**Given request**
Locate every line below that contains the word "image" and copy it.

**Data provided**

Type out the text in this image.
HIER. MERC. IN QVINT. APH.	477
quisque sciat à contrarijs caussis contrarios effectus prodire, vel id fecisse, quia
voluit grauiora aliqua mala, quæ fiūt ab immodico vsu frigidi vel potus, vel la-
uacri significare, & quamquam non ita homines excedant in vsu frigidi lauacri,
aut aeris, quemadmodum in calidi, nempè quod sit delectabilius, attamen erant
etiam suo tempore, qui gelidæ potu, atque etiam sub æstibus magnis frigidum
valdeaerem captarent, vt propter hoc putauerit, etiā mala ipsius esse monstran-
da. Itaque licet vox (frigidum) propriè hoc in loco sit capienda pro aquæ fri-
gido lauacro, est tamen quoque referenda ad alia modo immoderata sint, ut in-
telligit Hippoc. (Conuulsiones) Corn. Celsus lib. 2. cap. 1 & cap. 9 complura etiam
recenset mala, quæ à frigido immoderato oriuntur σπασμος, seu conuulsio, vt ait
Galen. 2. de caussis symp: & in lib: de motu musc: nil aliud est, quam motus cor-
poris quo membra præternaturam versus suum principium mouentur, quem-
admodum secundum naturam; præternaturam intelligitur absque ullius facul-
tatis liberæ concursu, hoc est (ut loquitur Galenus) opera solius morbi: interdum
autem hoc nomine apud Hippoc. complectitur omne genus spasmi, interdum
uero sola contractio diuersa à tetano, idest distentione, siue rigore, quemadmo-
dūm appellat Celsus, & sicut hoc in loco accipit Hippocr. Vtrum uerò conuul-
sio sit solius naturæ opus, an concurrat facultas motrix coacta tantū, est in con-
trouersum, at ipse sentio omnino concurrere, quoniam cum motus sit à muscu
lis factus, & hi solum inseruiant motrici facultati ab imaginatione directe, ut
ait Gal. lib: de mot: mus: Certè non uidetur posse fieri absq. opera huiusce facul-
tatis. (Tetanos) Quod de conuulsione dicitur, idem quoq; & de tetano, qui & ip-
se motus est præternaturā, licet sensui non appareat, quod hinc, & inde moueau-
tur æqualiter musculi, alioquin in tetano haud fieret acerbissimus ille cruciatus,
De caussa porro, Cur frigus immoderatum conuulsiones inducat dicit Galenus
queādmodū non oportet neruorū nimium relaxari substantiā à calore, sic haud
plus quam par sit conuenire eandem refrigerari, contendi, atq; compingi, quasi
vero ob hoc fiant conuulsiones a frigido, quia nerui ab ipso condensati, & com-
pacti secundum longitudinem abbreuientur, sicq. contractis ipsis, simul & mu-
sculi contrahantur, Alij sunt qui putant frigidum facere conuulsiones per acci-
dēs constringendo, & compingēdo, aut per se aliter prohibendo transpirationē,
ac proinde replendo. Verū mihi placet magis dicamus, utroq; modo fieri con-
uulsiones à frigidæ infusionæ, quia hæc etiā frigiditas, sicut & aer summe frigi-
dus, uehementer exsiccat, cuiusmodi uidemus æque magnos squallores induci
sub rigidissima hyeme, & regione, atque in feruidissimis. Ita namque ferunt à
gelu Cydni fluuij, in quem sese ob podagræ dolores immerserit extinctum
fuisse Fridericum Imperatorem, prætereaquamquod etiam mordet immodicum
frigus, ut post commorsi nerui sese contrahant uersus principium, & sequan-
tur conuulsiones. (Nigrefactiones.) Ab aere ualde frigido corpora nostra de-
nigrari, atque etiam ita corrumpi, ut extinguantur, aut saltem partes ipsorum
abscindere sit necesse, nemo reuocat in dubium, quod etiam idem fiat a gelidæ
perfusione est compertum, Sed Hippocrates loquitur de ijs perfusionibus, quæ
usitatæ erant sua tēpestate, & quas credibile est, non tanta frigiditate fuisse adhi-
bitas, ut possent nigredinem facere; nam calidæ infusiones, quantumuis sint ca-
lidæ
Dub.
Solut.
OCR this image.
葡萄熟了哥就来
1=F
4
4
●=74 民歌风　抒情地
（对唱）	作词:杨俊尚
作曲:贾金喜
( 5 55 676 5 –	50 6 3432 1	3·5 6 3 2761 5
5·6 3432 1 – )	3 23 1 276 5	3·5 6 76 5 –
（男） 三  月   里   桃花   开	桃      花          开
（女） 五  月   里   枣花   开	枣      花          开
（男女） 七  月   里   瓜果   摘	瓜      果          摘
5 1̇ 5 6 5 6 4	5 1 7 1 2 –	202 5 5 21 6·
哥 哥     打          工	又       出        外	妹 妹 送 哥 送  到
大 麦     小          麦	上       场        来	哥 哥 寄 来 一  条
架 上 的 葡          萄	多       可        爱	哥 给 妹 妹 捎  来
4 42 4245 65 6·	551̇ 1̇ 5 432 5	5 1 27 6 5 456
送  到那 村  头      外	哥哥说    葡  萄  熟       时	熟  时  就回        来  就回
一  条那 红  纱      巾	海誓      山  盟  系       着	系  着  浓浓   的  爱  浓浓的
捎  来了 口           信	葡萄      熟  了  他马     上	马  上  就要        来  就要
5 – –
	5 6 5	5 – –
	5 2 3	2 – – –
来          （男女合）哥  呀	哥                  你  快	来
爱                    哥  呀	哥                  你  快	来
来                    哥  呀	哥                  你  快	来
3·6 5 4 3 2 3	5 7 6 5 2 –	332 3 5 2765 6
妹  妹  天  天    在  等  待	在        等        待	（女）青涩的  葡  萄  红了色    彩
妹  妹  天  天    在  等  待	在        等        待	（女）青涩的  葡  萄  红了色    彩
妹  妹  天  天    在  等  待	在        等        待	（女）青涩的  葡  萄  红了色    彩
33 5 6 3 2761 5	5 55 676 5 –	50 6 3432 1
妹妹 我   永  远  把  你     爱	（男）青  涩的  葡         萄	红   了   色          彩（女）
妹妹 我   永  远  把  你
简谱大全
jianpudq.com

**Response for this exercise**
Type out the text in this image.
OCR this image.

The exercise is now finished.